● **What the task asks**
Lines that include the word "CFFDQMMS" are the ones to copy.

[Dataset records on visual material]
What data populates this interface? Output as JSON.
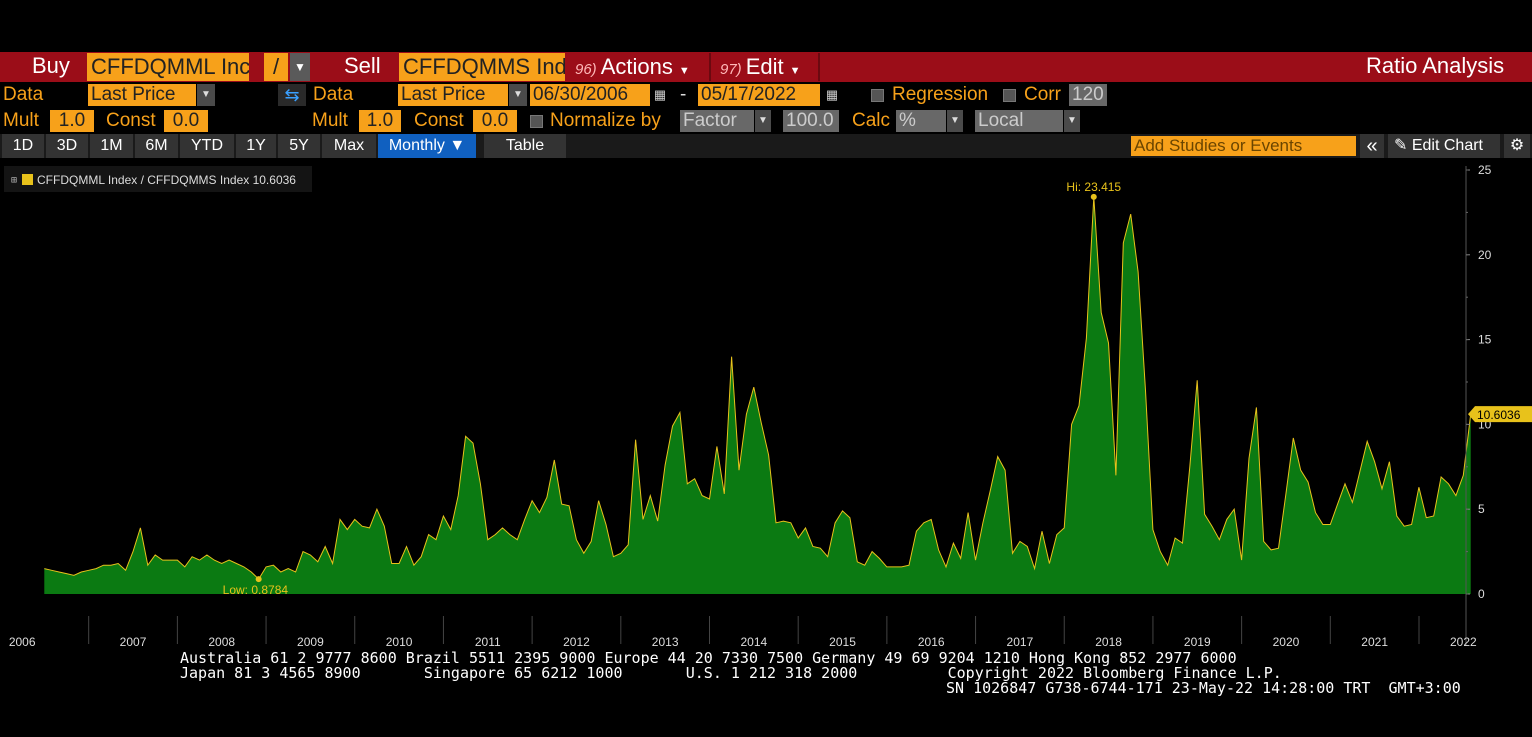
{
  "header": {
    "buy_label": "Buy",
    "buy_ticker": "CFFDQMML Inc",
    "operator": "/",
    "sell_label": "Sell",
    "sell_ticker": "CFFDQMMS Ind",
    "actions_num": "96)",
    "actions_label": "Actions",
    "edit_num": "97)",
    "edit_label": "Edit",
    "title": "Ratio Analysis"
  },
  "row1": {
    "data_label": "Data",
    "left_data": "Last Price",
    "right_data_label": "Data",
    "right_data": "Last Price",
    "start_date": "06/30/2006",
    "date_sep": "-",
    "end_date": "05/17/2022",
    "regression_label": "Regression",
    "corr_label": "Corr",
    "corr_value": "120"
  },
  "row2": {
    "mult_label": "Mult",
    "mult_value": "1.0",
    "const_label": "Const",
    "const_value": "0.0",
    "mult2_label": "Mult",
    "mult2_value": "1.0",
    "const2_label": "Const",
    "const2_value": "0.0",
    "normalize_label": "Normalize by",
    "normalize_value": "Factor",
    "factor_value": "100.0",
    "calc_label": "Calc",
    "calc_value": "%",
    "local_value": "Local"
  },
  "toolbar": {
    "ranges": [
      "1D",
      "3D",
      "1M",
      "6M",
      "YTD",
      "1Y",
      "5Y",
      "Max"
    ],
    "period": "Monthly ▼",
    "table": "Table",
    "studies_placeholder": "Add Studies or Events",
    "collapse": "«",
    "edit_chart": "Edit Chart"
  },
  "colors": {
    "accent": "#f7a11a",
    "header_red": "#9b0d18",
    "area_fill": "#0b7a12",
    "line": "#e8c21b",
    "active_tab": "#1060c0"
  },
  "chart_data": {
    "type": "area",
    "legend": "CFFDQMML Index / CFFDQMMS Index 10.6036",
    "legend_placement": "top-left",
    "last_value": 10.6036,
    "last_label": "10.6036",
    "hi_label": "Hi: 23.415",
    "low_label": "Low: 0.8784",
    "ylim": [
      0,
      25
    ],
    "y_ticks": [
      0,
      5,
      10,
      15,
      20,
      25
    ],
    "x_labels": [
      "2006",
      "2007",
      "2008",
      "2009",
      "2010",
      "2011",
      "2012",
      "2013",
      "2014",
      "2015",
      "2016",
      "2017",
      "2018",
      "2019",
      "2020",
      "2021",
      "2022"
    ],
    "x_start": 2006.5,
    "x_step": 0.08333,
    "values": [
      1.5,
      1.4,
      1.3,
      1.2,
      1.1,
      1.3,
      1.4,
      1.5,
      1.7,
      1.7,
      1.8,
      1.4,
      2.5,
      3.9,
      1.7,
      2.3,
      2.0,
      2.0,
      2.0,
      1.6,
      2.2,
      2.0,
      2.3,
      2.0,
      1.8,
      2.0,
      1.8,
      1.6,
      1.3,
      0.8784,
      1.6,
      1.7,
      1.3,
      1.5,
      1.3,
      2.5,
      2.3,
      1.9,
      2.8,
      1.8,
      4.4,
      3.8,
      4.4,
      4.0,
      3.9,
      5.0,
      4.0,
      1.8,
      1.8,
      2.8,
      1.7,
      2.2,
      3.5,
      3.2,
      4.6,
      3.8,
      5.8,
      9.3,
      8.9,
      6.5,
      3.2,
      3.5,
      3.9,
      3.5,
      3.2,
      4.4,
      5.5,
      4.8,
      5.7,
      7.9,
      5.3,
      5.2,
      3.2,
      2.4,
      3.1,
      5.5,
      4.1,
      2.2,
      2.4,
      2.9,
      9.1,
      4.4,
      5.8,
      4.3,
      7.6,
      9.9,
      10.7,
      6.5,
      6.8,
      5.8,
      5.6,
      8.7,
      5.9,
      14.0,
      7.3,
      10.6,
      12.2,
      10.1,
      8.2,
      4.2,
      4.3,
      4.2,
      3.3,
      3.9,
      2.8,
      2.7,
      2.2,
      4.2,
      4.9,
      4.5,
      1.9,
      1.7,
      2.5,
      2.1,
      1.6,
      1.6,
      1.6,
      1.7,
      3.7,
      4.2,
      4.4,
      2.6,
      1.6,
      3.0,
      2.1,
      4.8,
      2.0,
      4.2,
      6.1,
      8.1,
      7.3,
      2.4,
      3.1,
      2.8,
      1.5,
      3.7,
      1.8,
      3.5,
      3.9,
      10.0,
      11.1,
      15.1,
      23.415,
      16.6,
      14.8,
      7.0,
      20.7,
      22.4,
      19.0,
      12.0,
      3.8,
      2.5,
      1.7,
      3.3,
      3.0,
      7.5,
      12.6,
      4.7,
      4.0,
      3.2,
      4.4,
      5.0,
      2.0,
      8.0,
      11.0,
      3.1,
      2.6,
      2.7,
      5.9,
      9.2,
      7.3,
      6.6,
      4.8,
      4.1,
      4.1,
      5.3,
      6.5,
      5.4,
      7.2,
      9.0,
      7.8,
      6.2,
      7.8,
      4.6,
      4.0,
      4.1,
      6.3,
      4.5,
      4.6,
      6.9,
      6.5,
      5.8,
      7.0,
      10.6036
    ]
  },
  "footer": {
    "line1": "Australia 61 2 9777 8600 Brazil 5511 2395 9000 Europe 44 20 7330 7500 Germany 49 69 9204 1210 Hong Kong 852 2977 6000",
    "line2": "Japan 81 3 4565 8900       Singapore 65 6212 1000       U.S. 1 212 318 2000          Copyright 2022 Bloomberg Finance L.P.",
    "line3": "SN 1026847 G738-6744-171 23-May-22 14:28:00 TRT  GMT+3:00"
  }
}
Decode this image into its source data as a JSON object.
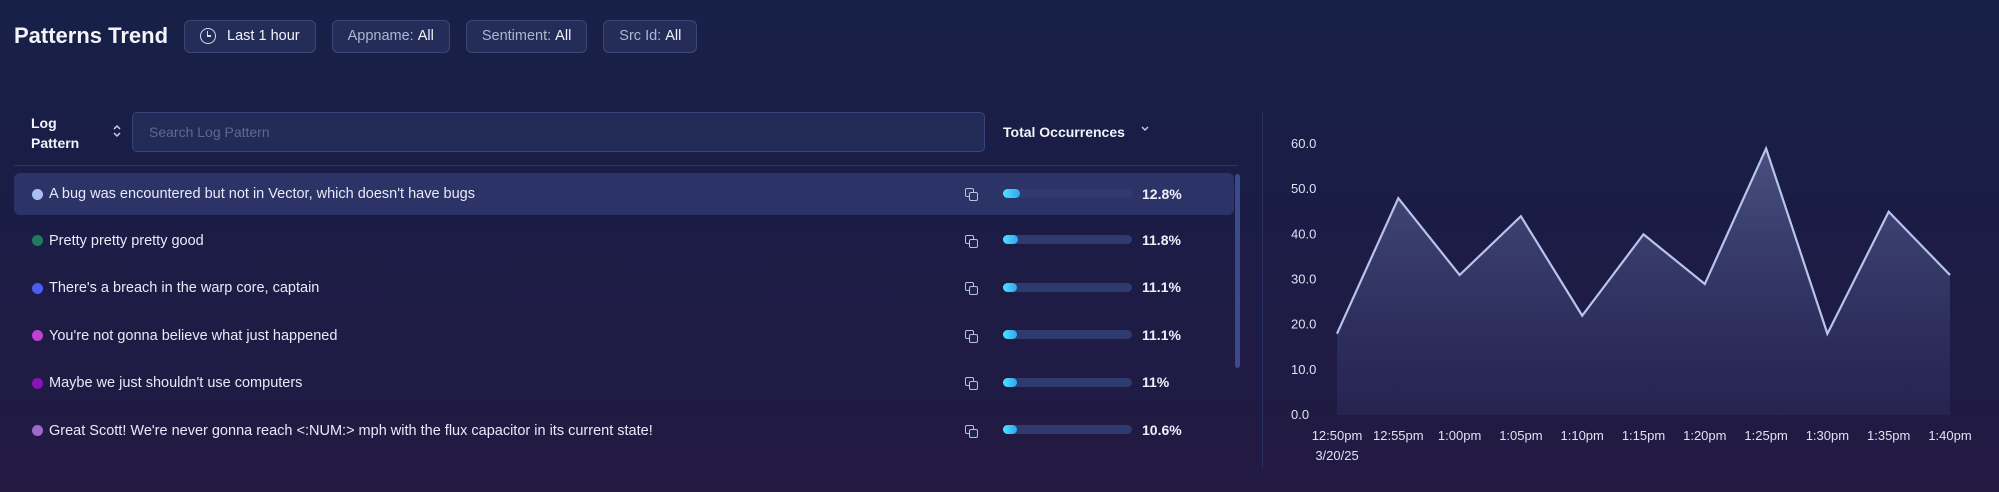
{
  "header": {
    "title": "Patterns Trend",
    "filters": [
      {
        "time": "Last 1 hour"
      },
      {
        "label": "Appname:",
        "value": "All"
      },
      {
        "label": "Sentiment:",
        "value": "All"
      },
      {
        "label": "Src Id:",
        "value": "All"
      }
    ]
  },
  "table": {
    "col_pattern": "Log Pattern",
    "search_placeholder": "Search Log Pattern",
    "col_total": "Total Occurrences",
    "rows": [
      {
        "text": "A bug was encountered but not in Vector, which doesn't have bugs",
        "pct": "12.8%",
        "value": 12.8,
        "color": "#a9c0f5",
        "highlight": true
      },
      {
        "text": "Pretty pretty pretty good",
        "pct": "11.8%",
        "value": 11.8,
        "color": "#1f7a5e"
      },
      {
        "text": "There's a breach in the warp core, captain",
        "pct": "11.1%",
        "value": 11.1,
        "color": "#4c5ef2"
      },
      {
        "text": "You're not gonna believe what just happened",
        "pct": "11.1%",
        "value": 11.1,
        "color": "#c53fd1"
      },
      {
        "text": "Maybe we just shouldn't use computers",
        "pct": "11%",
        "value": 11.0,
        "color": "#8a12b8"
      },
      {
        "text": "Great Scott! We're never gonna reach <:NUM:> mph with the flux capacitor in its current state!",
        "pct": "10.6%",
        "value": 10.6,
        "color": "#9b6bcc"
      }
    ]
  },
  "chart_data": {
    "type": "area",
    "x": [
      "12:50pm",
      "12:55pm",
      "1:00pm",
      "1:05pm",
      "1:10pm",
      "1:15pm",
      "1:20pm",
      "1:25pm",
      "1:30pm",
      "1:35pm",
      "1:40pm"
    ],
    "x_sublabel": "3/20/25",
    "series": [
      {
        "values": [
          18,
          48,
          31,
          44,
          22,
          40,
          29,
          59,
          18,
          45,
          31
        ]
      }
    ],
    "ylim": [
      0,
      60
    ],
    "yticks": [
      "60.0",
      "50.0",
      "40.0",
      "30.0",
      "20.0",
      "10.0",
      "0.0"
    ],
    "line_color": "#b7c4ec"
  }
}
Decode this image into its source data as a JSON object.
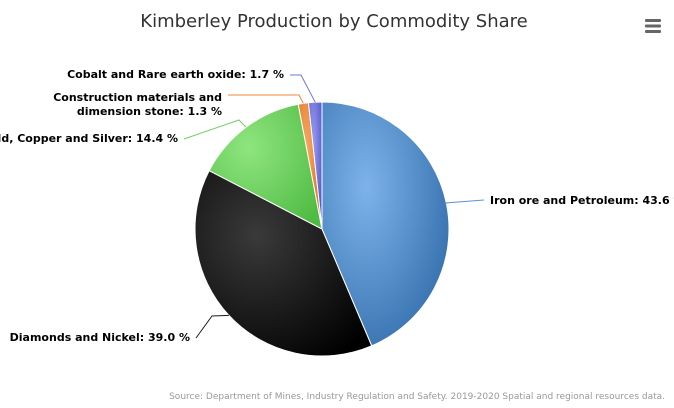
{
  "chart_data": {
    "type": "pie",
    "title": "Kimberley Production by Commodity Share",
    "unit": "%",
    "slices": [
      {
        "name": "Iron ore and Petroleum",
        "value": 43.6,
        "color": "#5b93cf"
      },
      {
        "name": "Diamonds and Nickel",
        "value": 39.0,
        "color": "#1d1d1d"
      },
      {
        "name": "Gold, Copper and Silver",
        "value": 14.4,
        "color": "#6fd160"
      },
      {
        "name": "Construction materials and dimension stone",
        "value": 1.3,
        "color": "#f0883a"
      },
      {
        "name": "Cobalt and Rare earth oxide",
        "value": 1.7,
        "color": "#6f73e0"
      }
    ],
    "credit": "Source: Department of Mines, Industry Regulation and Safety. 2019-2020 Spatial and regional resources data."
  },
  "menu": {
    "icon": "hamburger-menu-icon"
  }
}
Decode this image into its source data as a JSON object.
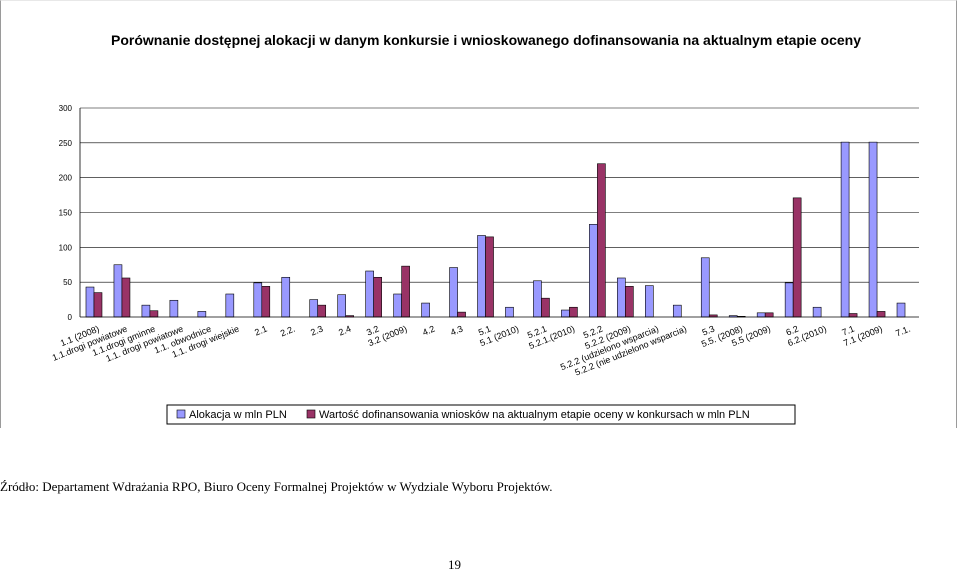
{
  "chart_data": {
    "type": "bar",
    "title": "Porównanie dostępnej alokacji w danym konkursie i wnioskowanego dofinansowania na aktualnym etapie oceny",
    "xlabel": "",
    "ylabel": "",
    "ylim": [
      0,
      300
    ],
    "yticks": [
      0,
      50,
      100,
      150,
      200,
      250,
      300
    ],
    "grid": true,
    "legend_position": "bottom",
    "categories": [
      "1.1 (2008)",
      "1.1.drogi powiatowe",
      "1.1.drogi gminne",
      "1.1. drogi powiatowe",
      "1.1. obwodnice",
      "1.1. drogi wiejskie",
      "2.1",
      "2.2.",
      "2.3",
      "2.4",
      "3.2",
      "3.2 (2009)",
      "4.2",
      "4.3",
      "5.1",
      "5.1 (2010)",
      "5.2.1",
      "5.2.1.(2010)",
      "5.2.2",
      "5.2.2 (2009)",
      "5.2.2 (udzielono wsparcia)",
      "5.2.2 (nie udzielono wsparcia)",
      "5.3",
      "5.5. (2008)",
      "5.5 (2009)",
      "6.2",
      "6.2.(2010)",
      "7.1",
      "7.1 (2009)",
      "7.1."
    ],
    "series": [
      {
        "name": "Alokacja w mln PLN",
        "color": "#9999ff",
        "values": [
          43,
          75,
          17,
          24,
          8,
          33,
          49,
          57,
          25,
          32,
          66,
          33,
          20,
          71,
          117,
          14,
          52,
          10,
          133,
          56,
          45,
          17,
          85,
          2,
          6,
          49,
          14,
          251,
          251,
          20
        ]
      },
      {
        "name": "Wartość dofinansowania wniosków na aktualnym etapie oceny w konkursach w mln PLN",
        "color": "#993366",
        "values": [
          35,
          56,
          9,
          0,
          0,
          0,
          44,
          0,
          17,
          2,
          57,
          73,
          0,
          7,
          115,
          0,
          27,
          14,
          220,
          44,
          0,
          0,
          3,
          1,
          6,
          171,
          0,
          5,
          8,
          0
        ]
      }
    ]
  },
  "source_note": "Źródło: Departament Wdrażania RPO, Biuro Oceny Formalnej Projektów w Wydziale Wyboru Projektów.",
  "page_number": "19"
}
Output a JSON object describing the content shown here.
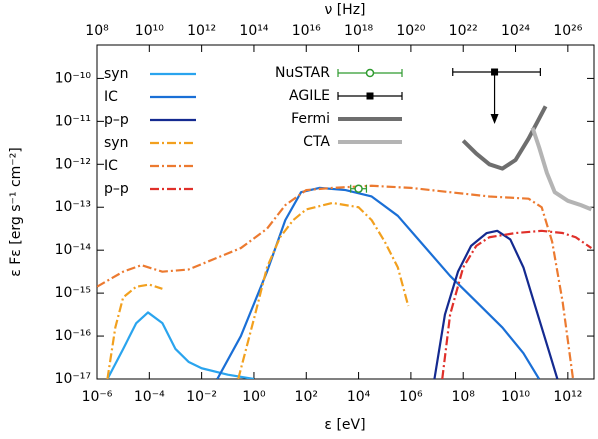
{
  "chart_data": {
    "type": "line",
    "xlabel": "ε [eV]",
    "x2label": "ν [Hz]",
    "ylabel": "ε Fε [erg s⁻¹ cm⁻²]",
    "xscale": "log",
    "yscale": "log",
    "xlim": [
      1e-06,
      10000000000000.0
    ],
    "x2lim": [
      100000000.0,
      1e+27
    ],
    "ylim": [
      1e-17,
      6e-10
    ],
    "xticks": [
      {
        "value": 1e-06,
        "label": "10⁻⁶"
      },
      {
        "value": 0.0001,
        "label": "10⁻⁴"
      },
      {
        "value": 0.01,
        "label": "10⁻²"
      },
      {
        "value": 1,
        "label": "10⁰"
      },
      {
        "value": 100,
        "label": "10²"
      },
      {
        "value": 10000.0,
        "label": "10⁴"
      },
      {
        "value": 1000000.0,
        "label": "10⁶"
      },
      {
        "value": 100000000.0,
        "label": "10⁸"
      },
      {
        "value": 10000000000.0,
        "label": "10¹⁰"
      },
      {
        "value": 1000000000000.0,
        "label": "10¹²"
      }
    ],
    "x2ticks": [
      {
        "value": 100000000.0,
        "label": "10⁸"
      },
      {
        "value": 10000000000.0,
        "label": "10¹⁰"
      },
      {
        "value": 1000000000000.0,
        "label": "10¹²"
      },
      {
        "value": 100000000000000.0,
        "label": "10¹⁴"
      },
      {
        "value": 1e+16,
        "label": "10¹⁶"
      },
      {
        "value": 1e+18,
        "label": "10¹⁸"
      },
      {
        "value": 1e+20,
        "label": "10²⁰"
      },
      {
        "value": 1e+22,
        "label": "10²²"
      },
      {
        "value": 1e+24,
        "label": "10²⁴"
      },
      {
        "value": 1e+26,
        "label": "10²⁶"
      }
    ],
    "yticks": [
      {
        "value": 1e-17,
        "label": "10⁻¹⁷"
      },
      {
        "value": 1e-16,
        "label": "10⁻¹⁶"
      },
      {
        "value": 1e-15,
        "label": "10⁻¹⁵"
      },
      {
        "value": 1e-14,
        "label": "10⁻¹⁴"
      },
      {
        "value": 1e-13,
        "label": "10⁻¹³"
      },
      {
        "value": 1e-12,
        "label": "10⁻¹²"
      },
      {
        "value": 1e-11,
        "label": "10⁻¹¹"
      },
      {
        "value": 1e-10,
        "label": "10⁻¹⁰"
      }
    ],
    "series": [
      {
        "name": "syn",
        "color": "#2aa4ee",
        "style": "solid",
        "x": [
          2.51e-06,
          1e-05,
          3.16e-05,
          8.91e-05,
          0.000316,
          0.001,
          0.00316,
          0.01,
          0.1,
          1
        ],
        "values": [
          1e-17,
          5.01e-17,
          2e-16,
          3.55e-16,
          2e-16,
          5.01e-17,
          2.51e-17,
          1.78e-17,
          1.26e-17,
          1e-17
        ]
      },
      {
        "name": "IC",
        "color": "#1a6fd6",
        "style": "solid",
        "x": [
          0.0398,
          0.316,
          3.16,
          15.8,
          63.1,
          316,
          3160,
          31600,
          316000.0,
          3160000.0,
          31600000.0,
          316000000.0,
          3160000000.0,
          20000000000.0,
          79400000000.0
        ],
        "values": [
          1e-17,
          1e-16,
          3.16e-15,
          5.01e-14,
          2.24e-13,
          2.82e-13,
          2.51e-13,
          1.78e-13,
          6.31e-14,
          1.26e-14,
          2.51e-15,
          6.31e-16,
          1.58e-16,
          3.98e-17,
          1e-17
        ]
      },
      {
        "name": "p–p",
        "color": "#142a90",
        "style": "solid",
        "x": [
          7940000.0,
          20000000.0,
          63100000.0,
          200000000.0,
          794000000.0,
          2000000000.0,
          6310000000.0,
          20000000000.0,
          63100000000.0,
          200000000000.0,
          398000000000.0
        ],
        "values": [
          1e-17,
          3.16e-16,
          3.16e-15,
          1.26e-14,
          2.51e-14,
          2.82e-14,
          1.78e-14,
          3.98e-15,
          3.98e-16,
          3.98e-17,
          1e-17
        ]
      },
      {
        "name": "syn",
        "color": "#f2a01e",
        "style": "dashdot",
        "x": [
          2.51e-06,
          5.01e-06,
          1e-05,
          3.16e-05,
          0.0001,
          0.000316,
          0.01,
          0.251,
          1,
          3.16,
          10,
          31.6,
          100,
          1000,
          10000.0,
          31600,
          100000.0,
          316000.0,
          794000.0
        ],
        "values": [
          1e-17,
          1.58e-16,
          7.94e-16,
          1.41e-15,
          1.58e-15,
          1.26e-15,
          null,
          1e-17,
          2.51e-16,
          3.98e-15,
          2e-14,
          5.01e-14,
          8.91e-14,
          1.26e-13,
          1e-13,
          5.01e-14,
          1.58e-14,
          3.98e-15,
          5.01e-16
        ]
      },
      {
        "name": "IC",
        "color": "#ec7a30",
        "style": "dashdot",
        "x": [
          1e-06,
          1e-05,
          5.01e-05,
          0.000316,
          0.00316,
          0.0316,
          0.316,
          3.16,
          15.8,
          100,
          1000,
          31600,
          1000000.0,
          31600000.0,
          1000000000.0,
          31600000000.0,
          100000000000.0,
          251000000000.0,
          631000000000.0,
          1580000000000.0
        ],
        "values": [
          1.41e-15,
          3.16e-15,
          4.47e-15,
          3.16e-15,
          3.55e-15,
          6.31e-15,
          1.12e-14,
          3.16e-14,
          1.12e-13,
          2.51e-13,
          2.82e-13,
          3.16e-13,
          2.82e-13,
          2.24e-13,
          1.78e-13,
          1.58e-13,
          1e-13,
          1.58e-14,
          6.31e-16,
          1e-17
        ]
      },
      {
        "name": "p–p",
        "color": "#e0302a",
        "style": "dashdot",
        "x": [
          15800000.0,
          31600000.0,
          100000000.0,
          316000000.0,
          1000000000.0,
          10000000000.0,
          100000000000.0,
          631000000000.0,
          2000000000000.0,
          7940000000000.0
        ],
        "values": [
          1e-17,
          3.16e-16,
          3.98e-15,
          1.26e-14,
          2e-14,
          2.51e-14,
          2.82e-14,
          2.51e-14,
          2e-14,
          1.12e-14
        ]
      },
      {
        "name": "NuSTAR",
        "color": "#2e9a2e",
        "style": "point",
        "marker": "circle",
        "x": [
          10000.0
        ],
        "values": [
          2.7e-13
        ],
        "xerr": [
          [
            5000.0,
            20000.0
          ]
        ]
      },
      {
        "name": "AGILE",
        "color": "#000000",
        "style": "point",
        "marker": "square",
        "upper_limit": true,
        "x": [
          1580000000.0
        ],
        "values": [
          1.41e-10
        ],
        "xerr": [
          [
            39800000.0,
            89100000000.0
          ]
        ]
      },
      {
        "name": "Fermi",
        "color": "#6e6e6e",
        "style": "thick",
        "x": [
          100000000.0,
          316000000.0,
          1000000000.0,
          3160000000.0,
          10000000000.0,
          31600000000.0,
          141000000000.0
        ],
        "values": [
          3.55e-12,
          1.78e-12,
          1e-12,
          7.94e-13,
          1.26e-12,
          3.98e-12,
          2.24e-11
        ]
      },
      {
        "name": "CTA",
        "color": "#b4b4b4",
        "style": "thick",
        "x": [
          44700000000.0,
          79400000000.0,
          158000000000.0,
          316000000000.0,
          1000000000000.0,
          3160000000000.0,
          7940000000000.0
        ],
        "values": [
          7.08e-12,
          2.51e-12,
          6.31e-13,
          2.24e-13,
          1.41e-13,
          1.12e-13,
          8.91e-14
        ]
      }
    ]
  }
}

● **Solution for this exercise**
    "sell_ticker": "CFFDQMMS Ind",
    "legend": "CFFDQMML Index / CFFDQMMS Index 10.6036",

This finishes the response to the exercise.